**Exercise objective**: Return copies of the lines below that mention "varningsmeddelande".

**Provided data**:

[Start of section]

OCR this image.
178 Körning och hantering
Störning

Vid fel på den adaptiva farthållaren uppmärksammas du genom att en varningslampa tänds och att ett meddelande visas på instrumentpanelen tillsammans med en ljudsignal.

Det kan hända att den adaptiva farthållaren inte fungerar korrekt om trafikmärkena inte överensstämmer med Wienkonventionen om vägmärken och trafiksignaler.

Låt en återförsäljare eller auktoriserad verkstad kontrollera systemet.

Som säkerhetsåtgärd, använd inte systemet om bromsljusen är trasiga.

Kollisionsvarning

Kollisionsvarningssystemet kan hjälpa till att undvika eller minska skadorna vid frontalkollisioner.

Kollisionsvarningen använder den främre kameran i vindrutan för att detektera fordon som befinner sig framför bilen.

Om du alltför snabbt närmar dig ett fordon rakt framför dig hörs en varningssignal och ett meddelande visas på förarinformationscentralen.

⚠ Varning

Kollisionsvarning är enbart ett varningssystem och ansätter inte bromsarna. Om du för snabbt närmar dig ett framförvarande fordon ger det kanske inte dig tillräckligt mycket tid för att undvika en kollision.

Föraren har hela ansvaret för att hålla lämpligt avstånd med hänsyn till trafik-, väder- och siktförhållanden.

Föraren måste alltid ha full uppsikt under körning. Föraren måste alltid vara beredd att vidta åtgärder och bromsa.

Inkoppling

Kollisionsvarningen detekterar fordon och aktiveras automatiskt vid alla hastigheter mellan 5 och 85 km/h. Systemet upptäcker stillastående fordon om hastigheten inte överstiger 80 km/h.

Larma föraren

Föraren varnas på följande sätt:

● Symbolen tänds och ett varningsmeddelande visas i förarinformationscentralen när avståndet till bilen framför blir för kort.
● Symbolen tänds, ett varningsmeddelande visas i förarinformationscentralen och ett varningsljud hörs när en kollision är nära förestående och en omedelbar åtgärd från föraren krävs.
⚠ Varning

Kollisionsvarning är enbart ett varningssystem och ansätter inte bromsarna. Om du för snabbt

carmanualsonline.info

[End of section]

**Answer to this exercise**:
● Symbolen tänds och ett varningsmeddelande visas i förarinformationscentralen när avståndet till bilen framför blir för kort.
● Symbolen tänds, ett varningsmeddelande visas i förarinformationscentralen och ett varningsljud hörs när en kollision är nära förestående och en omedelbar åtgärd från föraren krävs.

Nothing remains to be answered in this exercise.